● **Data lines**:
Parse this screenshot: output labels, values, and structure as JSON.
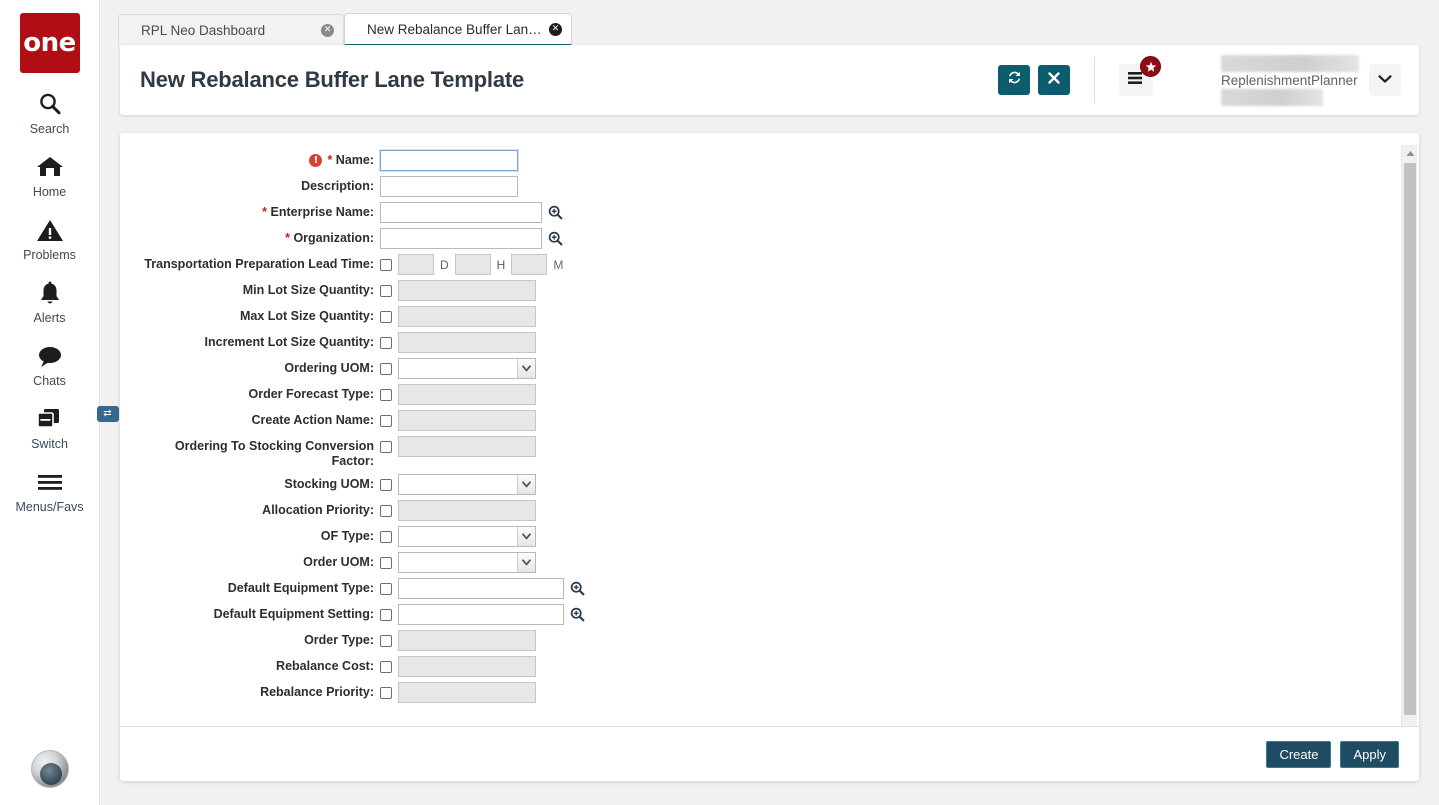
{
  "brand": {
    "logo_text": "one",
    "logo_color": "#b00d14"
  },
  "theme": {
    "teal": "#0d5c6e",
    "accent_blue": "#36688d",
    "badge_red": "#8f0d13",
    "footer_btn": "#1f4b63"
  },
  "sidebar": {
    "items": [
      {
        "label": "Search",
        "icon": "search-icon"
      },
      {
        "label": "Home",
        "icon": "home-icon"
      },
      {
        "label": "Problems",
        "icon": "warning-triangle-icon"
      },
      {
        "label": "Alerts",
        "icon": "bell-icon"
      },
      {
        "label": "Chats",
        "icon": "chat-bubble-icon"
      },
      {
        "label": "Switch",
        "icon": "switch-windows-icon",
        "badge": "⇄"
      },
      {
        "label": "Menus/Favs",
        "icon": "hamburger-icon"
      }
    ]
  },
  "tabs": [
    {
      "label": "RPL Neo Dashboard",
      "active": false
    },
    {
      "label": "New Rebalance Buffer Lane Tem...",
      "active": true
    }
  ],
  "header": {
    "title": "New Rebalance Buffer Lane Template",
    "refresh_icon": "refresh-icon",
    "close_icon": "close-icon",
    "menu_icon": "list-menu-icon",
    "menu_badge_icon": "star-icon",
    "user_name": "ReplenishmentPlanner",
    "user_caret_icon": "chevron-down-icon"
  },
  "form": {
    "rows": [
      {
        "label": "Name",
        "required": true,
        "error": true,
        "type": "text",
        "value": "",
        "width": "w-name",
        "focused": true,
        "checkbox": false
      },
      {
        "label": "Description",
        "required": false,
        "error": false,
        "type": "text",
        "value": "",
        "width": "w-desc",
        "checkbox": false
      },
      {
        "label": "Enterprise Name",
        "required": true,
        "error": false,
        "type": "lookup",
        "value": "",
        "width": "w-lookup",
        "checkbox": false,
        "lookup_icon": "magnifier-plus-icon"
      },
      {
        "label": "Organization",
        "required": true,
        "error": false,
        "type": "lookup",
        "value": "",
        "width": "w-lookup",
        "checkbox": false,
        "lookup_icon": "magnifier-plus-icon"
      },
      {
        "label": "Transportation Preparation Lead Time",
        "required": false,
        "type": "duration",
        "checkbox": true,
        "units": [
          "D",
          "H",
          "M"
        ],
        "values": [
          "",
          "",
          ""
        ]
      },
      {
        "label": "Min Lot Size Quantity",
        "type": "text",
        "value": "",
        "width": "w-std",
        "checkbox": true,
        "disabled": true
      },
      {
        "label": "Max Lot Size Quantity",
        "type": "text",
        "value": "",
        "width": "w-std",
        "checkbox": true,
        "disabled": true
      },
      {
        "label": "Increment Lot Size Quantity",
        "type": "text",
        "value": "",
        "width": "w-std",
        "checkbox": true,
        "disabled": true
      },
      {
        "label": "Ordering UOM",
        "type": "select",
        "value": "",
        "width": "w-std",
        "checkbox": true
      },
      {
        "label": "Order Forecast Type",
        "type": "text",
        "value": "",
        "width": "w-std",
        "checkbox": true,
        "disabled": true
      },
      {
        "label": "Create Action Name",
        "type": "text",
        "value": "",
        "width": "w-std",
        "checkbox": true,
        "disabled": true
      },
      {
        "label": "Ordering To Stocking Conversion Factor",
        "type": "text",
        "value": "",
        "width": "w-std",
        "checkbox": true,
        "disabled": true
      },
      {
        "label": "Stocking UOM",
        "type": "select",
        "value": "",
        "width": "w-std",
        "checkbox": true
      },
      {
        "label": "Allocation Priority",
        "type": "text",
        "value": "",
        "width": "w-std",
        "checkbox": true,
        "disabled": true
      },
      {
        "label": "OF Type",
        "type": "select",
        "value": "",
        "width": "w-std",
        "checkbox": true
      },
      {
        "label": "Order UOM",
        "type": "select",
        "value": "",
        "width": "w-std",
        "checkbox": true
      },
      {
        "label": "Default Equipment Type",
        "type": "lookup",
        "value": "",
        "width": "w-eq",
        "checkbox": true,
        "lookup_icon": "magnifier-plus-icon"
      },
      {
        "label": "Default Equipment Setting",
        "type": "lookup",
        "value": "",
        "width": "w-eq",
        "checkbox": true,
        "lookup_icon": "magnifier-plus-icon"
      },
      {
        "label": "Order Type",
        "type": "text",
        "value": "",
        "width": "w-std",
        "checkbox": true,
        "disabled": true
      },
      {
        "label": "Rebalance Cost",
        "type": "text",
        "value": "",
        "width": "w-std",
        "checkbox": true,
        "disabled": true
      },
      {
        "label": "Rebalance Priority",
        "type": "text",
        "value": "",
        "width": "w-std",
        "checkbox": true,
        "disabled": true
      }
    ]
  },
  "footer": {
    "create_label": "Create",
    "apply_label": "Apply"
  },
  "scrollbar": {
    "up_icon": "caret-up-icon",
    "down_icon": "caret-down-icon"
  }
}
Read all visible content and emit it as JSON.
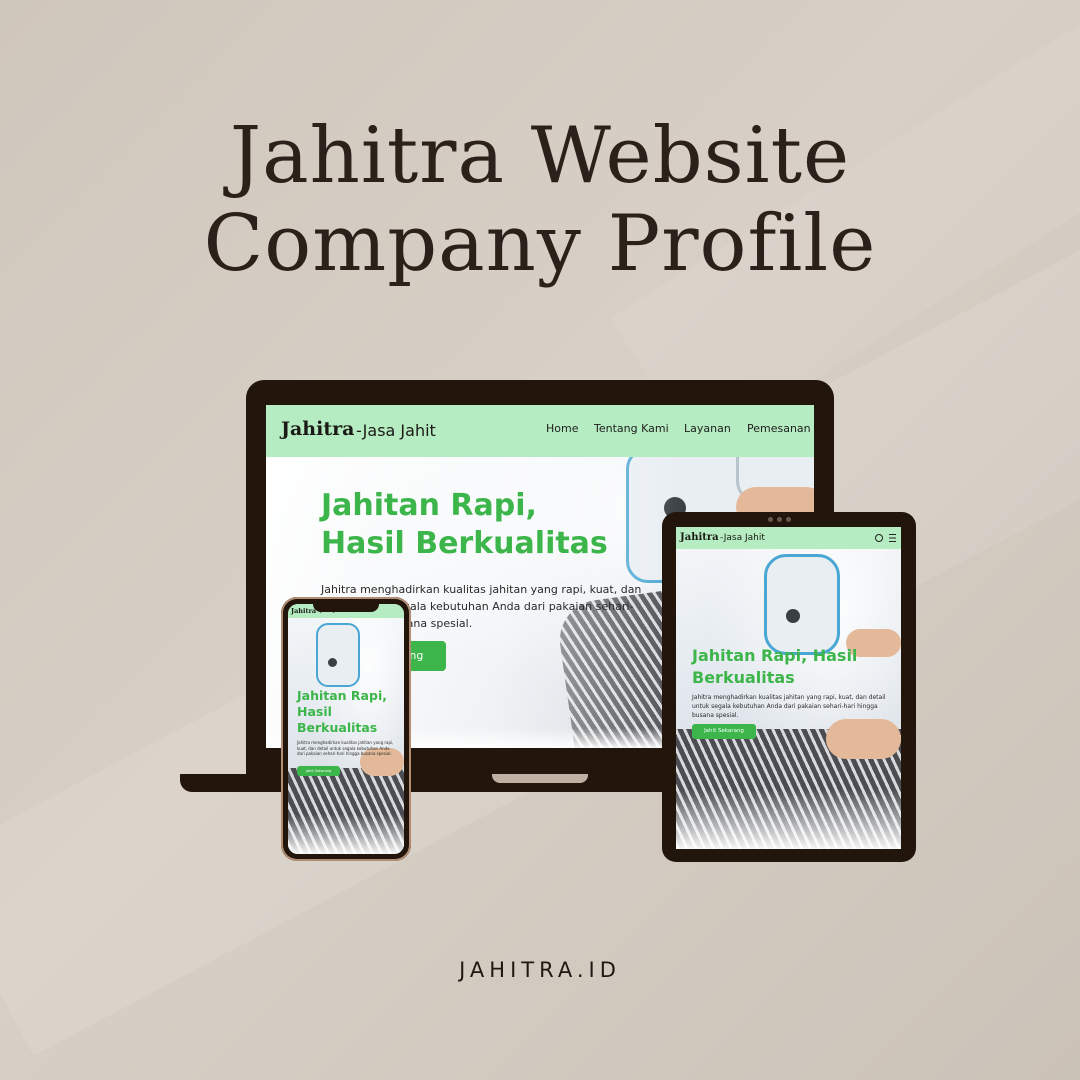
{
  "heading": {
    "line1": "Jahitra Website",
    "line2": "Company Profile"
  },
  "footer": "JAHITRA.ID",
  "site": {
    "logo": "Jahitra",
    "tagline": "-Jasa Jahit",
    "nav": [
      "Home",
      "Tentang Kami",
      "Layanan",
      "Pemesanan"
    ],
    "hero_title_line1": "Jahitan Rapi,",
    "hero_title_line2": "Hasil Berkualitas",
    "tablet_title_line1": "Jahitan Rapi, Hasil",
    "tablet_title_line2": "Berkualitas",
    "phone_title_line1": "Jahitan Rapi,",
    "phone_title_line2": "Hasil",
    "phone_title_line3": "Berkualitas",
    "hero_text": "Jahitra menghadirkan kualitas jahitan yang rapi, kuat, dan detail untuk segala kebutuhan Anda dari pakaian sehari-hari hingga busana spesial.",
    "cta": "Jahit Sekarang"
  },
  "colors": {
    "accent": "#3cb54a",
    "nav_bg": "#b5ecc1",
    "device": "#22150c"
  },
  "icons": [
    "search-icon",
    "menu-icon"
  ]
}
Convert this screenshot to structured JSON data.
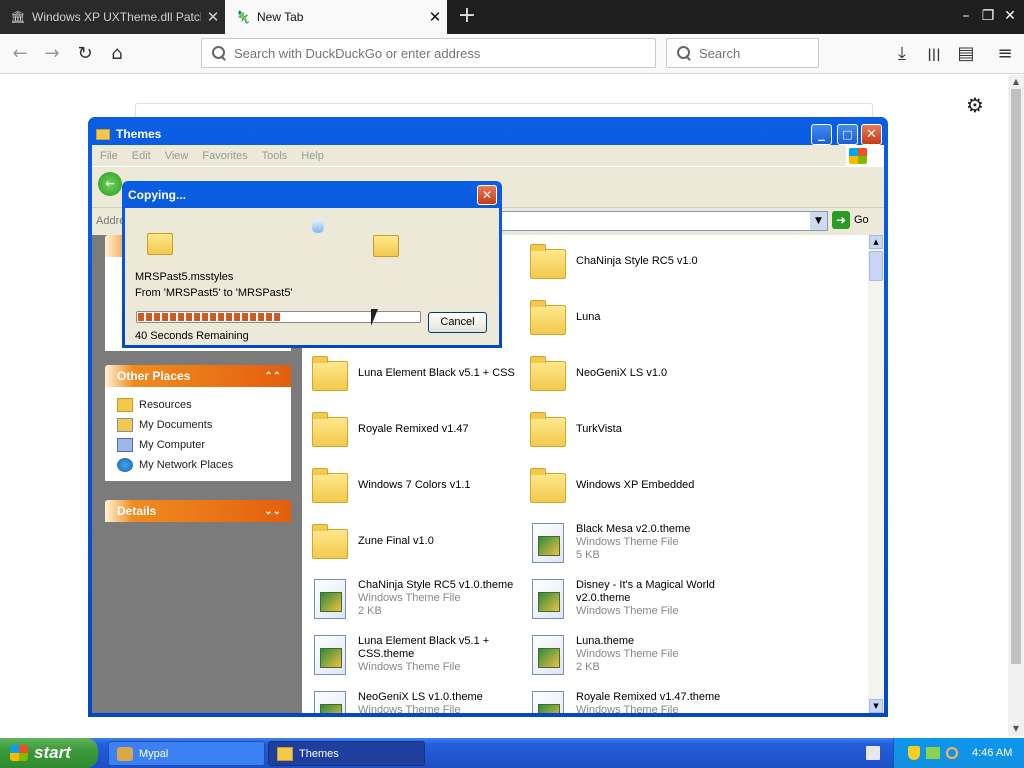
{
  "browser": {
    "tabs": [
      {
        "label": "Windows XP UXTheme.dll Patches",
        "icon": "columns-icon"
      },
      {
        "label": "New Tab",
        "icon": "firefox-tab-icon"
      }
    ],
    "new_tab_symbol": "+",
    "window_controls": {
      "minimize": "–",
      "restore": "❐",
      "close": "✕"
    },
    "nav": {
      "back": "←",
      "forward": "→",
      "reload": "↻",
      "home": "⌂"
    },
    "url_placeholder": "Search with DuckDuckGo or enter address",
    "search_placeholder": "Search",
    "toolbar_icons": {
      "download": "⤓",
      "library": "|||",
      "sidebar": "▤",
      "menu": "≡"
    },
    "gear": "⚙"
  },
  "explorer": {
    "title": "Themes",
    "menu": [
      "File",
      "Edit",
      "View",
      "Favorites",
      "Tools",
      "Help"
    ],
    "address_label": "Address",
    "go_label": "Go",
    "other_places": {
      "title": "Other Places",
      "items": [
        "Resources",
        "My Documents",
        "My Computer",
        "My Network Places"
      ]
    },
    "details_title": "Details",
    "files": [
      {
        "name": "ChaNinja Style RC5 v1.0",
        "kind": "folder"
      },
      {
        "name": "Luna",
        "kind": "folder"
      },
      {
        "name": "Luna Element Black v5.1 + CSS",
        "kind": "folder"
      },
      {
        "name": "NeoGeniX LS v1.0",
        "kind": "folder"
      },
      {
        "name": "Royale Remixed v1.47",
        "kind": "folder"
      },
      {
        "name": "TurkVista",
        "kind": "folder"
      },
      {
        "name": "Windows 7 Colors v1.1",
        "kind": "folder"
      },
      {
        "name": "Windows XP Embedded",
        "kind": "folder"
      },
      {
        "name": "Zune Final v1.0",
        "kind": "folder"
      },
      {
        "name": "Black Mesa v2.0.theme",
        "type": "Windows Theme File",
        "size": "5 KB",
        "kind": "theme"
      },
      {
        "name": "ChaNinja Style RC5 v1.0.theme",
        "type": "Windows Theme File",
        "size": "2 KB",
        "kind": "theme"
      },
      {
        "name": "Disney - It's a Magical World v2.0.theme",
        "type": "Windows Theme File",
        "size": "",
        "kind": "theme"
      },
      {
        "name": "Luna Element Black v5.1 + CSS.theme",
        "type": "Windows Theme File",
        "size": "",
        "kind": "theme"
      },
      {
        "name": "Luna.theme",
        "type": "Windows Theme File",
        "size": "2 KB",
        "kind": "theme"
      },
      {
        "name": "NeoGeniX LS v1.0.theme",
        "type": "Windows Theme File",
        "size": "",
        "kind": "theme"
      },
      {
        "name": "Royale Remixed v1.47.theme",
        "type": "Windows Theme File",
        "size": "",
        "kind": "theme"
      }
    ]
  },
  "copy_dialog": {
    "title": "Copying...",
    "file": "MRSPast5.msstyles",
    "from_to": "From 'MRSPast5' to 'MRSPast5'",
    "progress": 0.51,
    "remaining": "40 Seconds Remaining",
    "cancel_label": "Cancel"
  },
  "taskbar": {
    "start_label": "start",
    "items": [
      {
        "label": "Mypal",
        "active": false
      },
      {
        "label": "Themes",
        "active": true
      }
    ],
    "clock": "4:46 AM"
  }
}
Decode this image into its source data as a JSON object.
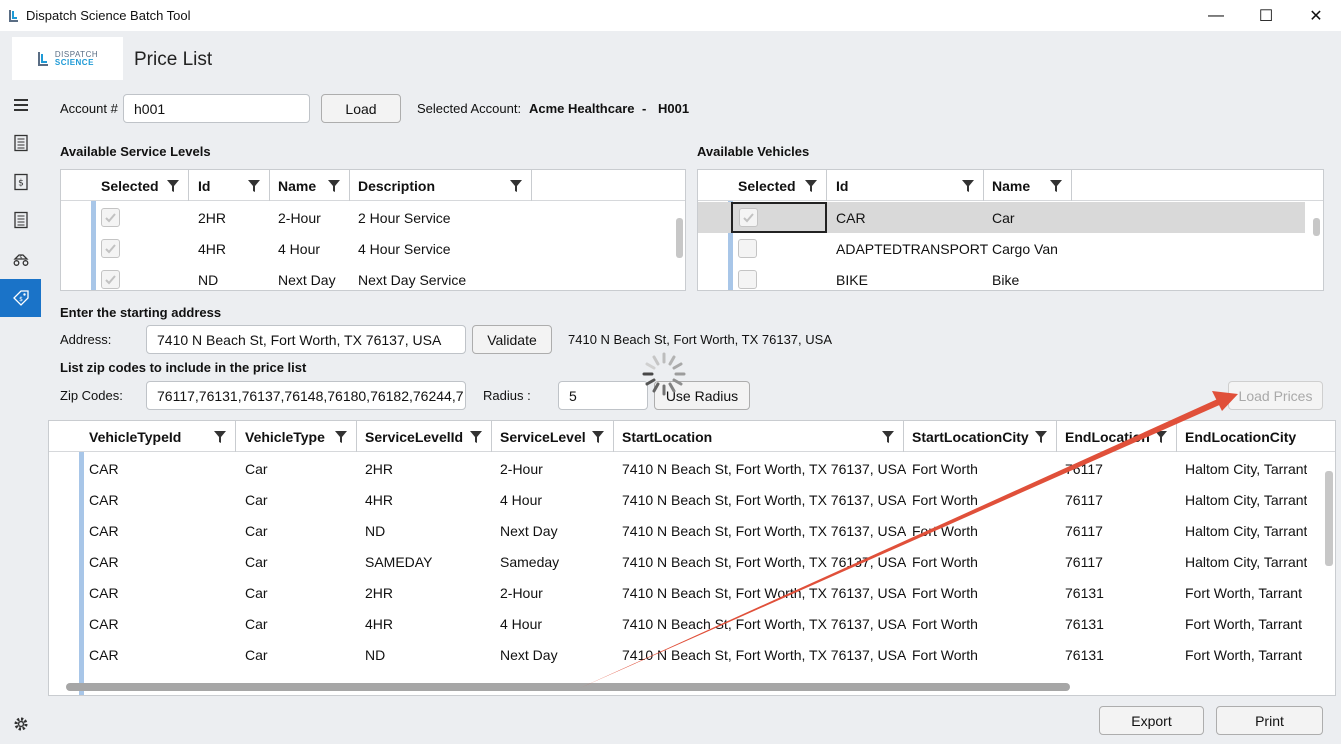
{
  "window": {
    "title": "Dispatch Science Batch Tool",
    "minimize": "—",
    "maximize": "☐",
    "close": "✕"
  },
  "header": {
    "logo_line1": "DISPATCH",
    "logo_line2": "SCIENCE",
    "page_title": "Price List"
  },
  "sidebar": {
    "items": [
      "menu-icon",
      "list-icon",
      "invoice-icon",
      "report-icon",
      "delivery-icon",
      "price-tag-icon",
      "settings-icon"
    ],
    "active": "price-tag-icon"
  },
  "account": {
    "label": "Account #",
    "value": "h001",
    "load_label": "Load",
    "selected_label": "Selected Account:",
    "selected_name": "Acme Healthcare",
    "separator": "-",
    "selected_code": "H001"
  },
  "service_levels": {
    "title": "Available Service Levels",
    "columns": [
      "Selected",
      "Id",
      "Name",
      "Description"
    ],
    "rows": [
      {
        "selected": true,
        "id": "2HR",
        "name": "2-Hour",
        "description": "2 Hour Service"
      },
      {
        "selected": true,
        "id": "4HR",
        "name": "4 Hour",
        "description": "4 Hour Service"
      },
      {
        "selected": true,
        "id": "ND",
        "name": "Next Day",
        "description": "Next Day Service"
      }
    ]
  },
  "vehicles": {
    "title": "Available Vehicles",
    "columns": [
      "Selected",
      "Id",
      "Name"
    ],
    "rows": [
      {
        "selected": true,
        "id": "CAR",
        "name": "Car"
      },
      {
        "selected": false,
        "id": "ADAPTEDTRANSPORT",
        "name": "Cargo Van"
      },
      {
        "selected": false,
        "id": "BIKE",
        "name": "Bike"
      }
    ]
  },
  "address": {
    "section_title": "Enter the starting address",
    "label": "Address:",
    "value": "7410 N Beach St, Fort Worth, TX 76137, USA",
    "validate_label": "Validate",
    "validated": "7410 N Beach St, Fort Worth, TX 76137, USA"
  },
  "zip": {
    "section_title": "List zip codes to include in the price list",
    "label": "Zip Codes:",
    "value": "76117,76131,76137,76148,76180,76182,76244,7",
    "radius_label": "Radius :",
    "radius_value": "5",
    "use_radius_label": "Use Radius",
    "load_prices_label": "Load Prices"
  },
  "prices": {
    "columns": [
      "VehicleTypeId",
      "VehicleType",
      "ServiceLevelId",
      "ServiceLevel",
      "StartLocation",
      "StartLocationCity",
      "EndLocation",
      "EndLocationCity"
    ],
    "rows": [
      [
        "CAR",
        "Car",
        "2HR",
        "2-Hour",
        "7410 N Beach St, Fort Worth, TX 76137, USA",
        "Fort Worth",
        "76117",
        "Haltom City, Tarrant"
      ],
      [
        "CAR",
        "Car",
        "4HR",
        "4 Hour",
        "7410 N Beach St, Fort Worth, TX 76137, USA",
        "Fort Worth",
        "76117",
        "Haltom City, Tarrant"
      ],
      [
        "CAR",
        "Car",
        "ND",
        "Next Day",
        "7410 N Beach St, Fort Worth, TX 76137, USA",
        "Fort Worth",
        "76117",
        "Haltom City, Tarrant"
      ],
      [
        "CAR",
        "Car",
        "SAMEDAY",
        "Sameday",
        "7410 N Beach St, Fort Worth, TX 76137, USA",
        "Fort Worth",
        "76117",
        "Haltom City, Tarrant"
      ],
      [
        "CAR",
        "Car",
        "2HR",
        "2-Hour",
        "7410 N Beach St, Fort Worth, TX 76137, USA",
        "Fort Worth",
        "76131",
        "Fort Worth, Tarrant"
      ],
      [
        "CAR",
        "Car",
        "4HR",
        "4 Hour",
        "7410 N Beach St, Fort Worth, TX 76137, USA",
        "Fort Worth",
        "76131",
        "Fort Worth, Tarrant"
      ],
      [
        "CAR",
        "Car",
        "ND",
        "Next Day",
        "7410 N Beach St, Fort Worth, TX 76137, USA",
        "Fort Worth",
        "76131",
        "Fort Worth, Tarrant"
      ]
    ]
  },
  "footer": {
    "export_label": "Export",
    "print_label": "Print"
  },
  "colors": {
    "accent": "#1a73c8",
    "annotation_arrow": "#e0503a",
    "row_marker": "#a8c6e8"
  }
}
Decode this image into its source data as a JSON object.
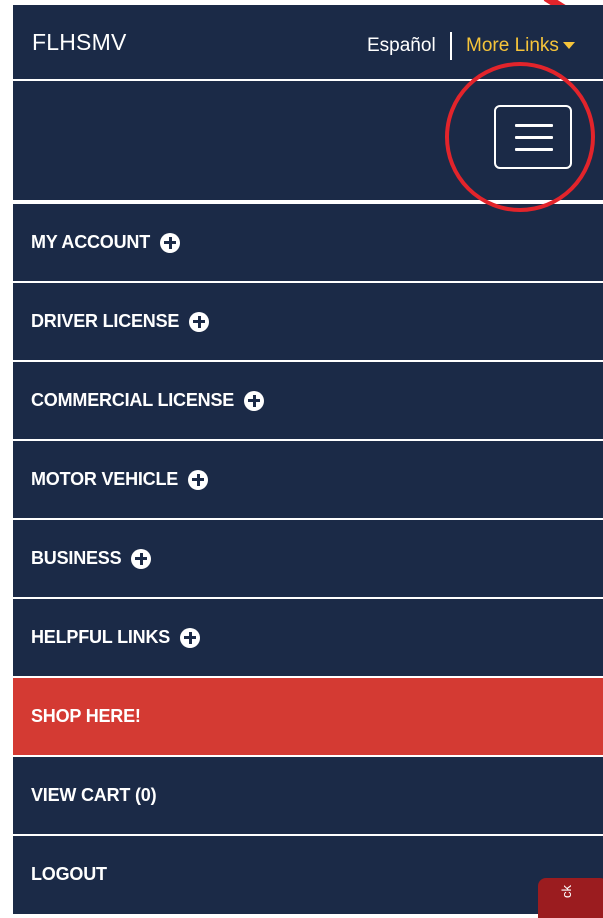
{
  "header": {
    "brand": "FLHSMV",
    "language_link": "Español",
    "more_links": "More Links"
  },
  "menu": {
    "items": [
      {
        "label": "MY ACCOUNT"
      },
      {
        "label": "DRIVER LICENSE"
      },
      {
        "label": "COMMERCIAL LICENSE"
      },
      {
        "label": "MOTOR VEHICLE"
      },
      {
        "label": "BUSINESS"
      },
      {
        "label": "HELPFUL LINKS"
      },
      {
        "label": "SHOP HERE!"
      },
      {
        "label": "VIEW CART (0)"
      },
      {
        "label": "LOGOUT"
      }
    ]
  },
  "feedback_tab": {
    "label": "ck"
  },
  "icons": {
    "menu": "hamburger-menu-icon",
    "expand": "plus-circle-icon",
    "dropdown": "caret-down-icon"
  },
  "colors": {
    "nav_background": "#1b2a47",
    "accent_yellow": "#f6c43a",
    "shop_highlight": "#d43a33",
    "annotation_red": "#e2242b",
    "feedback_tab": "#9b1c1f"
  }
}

● **Task description**: Go through the material and select each line with the string "Berkualitas" in it.

● **Result below**:
    "hero_title_line2": "Hasil Berkualitas",
    "tablet_title_line2": "Berkualitas",
    "phone_title_line3": "Berkualitas",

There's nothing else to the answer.